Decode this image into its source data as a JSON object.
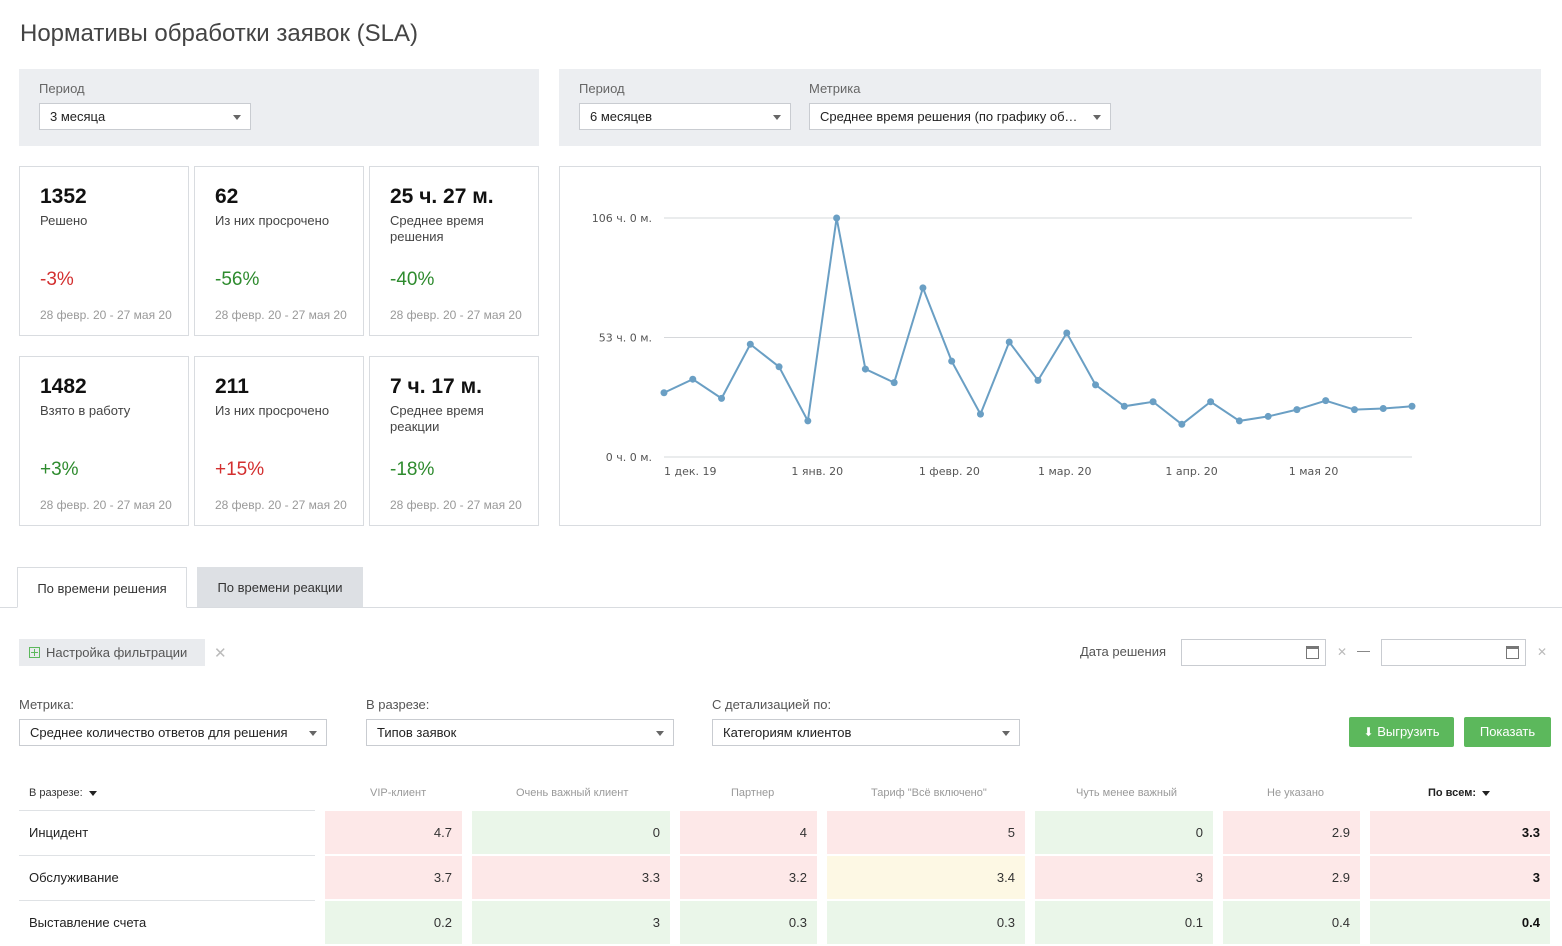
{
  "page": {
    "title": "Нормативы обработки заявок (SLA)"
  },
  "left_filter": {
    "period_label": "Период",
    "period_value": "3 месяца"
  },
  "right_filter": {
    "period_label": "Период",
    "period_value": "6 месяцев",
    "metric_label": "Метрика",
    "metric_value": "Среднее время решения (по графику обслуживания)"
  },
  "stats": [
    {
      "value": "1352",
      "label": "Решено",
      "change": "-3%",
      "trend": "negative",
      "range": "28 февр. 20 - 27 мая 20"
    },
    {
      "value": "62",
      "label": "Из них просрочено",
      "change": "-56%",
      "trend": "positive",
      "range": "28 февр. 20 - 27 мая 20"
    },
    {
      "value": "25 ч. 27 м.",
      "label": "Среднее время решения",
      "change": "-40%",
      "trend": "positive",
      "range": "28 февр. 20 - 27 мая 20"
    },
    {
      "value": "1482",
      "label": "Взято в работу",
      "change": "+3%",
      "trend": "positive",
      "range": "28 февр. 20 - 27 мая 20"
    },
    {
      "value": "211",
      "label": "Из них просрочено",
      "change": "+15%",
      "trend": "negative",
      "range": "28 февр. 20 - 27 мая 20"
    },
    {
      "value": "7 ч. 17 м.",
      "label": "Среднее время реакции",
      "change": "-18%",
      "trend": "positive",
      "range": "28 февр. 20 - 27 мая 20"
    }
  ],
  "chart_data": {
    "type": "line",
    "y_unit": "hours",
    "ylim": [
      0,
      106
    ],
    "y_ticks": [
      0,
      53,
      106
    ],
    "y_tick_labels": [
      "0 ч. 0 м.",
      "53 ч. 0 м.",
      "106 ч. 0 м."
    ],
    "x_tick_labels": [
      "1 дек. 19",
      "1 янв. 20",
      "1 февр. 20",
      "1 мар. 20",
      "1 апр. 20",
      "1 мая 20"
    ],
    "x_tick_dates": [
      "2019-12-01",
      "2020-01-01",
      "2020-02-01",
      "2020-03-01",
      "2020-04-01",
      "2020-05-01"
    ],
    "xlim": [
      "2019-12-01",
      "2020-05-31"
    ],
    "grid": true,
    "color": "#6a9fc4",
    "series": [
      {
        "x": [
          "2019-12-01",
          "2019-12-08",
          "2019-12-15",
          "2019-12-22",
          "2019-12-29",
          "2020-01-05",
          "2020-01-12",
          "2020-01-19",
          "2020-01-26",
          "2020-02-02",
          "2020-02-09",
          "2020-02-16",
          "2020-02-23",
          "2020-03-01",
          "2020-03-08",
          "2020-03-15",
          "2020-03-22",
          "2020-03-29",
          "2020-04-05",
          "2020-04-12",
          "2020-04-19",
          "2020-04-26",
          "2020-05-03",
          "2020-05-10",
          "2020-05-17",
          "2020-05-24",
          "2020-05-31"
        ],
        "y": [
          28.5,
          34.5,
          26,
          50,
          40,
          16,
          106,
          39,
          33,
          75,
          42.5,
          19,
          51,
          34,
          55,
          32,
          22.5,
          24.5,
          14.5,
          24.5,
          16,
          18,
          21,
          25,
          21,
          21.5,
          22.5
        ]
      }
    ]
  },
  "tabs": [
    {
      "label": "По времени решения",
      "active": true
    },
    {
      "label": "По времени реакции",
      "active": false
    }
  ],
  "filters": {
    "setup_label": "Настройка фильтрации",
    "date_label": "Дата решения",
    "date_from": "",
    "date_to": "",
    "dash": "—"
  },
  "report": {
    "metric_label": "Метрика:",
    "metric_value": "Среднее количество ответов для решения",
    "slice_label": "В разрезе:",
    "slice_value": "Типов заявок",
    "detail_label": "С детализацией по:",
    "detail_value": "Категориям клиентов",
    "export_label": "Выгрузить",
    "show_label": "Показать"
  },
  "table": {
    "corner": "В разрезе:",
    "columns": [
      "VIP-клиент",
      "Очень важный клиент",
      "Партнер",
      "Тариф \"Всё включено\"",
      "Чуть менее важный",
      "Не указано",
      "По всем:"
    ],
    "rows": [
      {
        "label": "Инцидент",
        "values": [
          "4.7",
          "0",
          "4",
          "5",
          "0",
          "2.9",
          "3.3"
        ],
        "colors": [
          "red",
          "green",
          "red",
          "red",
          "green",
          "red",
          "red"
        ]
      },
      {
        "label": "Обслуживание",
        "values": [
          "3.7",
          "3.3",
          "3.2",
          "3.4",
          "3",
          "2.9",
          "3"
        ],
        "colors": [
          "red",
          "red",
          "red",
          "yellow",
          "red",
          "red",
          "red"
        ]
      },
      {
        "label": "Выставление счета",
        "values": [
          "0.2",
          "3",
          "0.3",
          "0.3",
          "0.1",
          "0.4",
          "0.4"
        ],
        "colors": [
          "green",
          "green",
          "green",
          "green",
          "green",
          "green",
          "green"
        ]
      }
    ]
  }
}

= Objective =
Take the listing above and print it exactly, apart from the pictures.

= Finished task =
Decode this image into its source data as a JSON object.
{
  "page": {
    "title": "Нормативы обработки заявок (SLA)"
  },
  "left_filter": {
    "period_label": "Период",
    "period_value": "3 месяца"
  },
  "right_filter": {
    "period_label": "Период",
    "period_value": "6 месяцев",
    "metric_label": "Метрика",
    "metric_value": "Среднее время решения (по графику обслуживания)"
  },
  "stats": [
    {
      "value": "1352",
      "label": "Решено",
      "change": "-3%",
      "trend": "negative",
      "range": "28 февр. 20 - 27 мая 20"
    },
    {
      "value": "62",
      "label": "Из них просрочено",
      "change": "-56%",
      "trend": "positive",
      "range": "28 февр. 20 - 27 мая 20"
    },
    {
      "value": "25 ч. 27 м.",
      "label": "Среднее время решения",
      "change": "-40%",
      "trend": "positive",
      "range": "28 февр. 20 - 27 мая 20"
    },
    {
      "value": "1482",
      "label": "Взято в работу",
      "change": "+3%",
      "trend": "positive",
      "range": "28 февр. 20 - 27 мая 20"
    },
    {
      "value": "211",
      "label": "Из них просрочено",
      "change": "+15%",
      "trend": "negative",
      "range": "28 февр. 20 - 27 мая 20"
    },
    {
      "value": "7 ч. 17 м.",
      "label": "Среднее время реакции",
      "change": "-18%",
      "trend": "positive",
      "range": "28 февр. 20 - 27 мая 20"
    }
  ],
  "chart_data": {
    "type": "line",
    "y_unit": "hours",
    "ylim": [
      0,
      106
    ],
    "y_ticks": [
      0,
      53,
      106
    ],
    "y_tick_labels": [
      "0 ч. 0 м.",
      "53 ч. 0 м.",
      "106 ч. 0 м."
    ],
    "x_tick_labels": [
      "1 дек. 19",
      "1 янв. 20",
      "1 февр. 20",
      "1 мар. 20",
      "1 апр. 20",
      "1 мая 20"
    ],
    "x_tick_dates": [
      "2019-12-01",
      "2020-01-01",
      "2020-02-01",
      "2020-03-01",
      "2020-04-01",
      "2020-05-01"
    ],
    "xlim": [
      "2019-12-01",
      "2020-05-31"
    ],
    "grid": true,
    "color": "#6a9fc4",
    "series": [
      {
        "x": [
          "2019-12-01",
          "2019-12-08",
          "2019-12-15",
          "2019-12-22",
          "2019-12-29",
          "2020-01-05",
          "2020-01-12",
          "2020-01-19",
          "2020-01-26",
          "2020-02-02",
          "2020-02-09",
          "2020-02-16",
          "2020-02-23",
          "2020-03-01",
          "2020-03-08",
          "2020-03-15",
          "2020-03-22",
          "2020-03-29",
          "2020-04-05",
          "2020-04-12",
          "2020-04-19",
          "2020-04-26",
          "2020-05-03",
          "2020-05-10",
          "2020-05-17",
          "2020-05-24",
          "2020-05-31"
        ],
        "y": [
          28.5,
          34.5,
          26,
          50,
          40,
          16,
          106,
          39,
          33,
          75,
          42.5,
          19,
          51,
          34,
          55,
          32,
          22.5,
          24.5,
          14.5,
          24.5,
          16,
          18,
          21,
          25,
          21,
          21.5,
          22.5
        ]
      }
    ]
  },
  "tabs": [
    {
      "label": "По времени решения",
      "active": true
    },
    {
      "label": "По времени реакции",
      "active": false
    }
  ],
  "filters": {
    "setup_label": "Настройка фильтрации",
    "date_label": "Дата решения",
    "date_from": "",
    "date_to": "",
    "dash": "—"
  },
  "report": {
    "metric_label": "Метрика:",
    "metric_value": "Среднее количество ответов для решения",
    "slice_label": "В разрезе:",
    "slice_value": "Типов заявок",
    "detail_label": "С детализацией по:",
    "detail_value": "Категориям клиентов",
    "export_label": "Выгрузить",
    "show_label": "Показать"
  },
  "table": {
    "corner": "В разрезе:",
    "columns": [
      "VIP-клиент",
      "Очень важный клиент",
      "Партнер",
      "Тариф \"Всё включено\"",
      "Чуть менее важный",
      "Не указано",
      "По всем:"
    ],
    "rows": [
      {
        "label": "Инцидент",
        "values": [
          "4.7",
          "0",
          "4",
          "5",
          "0",
          "2.9",
          "3.3"
        ],
        "colors": [
          "red",
          "green",
          "red",
          "red",
          "green",
          "red",
          "red"
        ]
      },
      {
        "label": "Обслуживание",
        "values": [
          "3.7",
          "3.3",
          "3.2",
          "3.4",
          "3",
          "2.9",
          "3"
        ],
        "colors": [
          "red",
          "red",
          "red",
          "yellow",
          "red",
          "red",
          "red"
        ]
      },
      {
        "label": "Выставление счета",
        "values": [
          "0.2",
          "3",
          "0.3",
          "0.3",
          "0.1",
          "0.4",
          "0.4"
        ],
        "colors": [
          "green",
          "green",
          "green",
          "green",
          "green",
          "green",
          "green"
        ]
      }
    ]
  }
}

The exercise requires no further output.